**Exercise prompt**
Extract from the listing each line in which the word "title" appears.

Extracted records:
— Begin —
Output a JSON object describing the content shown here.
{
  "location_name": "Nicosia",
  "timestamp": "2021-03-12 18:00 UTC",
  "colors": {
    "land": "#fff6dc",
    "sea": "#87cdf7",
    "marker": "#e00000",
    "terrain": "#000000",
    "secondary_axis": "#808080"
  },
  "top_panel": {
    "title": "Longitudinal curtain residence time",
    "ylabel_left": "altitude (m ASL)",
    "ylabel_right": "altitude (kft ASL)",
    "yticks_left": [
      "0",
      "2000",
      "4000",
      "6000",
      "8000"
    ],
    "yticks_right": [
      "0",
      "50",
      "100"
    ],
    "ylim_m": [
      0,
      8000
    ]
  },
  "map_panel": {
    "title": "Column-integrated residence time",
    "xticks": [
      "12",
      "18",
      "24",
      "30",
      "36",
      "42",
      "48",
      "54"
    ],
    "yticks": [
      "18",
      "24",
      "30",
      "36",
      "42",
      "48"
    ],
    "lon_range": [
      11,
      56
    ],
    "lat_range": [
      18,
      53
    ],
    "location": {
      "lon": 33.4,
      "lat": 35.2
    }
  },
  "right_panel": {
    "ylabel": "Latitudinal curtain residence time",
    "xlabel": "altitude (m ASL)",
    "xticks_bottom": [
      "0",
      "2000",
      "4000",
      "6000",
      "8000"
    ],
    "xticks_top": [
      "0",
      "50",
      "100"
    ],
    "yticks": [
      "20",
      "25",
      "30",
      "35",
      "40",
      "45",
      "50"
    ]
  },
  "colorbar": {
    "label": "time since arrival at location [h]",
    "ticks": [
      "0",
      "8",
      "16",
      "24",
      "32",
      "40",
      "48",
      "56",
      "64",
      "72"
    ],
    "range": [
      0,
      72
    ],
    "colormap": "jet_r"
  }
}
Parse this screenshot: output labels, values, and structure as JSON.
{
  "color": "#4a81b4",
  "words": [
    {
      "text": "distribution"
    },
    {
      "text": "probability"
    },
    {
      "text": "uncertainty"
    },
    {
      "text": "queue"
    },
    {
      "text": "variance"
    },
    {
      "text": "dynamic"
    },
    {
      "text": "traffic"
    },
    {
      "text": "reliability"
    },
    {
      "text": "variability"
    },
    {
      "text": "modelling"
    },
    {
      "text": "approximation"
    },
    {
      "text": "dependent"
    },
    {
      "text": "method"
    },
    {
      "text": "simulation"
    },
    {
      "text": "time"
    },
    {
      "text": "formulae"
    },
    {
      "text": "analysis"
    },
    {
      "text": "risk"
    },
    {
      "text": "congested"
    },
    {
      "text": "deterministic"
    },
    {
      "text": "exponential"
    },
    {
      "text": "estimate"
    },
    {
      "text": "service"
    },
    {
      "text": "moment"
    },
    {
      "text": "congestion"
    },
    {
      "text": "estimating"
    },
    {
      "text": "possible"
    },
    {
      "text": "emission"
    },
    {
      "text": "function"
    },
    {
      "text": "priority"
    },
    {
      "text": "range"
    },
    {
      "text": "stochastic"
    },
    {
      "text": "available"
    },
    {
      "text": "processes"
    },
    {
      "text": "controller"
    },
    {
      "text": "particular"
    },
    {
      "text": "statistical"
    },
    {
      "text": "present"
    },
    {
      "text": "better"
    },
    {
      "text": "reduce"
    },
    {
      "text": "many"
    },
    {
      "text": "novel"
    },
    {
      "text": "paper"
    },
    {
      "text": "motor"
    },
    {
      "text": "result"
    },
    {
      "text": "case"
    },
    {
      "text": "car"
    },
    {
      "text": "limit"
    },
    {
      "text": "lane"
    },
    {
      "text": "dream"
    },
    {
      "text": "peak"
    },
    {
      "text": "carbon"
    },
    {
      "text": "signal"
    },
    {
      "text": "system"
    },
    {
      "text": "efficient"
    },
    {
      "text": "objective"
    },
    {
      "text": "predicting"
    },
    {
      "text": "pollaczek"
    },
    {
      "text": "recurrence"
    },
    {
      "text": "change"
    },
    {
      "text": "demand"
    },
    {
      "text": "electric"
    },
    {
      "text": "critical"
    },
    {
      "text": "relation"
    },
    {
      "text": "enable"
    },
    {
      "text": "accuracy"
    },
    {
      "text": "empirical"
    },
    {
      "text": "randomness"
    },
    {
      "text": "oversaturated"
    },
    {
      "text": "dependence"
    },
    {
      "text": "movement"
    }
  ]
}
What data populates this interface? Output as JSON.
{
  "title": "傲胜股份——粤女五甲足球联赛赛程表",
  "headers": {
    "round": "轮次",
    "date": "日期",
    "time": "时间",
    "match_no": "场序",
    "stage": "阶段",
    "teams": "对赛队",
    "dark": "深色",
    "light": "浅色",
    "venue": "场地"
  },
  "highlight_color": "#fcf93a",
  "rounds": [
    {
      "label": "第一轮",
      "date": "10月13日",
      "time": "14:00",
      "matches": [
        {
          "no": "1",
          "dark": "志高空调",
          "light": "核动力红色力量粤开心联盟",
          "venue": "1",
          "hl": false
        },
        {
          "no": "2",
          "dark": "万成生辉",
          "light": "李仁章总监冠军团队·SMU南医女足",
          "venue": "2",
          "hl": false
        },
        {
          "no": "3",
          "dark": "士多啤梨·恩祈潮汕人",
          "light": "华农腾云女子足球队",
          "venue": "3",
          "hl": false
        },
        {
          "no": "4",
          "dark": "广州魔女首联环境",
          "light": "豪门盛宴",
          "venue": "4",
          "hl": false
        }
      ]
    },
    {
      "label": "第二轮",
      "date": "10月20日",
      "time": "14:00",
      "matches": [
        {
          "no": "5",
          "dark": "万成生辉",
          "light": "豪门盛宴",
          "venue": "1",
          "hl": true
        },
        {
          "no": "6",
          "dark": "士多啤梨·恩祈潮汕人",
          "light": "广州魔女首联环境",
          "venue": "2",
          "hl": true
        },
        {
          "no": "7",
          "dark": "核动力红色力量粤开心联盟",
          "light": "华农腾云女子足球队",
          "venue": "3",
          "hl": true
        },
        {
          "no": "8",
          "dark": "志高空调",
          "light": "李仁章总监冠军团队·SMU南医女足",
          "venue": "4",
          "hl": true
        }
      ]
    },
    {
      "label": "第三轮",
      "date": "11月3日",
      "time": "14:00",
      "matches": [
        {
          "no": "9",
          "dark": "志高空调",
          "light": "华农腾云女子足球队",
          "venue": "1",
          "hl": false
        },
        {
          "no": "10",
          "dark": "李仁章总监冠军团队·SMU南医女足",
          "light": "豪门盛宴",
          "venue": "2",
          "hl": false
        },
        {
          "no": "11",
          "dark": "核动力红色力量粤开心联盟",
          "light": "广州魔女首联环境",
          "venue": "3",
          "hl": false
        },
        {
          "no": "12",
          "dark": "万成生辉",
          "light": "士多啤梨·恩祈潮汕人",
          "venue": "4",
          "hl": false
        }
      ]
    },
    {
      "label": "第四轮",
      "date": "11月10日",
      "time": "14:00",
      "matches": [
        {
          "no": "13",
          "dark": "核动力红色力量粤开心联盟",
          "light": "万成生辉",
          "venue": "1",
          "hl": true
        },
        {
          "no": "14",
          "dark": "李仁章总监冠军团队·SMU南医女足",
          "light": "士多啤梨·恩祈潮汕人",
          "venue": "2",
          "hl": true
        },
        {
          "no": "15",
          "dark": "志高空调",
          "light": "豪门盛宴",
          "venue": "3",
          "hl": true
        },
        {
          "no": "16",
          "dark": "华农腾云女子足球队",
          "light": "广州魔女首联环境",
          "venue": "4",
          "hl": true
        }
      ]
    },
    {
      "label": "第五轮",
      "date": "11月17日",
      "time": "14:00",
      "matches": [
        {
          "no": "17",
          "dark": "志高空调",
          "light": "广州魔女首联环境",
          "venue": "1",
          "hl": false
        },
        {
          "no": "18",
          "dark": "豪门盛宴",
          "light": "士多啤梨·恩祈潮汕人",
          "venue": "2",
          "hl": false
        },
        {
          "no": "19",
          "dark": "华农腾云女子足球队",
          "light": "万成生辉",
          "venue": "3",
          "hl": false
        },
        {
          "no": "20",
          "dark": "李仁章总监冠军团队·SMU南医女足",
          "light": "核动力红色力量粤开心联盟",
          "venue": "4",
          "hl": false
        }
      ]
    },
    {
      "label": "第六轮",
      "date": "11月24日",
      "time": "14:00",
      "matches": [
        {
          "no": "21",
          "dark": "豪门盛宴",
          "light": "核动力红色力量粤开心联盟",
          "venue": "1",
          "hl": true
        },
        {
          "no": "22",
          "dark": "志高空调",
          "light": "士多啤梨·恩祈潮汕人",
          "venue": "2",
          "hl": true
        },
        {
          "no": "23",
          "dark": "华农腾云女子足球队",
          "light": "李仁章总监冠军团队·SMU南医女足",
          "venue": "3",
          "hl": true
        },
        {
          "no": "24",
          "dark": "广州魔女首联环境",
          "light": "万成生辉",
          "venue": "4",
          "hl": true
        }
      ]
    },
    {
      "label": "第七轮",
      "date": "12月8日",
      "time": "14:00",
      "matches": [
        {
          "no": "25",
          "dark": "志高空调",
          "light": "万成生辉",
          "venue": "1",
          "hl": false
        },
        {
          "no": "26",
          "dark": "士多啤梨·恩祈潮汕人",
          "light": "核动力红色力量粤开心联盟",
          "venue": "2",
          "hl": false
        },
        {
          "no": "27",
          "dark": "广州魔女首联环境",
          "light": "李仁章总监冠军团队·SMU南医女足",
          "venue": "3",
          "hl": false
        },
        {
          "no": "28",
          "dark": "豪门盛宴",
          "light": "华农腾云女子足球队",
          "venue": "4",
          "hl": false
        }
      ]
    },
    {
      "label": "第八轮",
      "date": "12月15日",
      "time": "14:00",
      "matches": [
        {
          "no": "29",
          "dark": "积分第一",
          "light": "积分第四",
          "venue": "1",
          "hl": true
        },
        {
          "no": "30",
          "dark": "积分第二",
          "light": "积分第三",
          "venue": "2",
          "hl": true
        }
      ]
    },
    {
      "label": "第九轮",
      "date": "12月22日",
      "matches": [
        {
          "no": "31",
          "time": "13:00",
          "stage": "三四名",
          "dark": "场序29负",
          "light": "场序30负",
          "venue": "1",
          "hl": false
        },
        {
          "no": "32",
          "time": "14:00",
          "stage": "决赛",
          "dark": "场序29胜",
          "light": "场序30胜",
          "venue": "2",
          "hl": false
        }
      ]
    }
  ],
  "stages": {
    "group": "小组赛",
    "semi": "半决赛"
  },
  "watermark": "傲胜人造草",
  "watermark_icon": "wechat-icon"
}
— End —
**Expected output**
    "title": "Longitudinal curtain residence time",
    "title": "Column-integrated residence time",
  "title": "傲胜股份——粤女五甲足球联赛赛程表",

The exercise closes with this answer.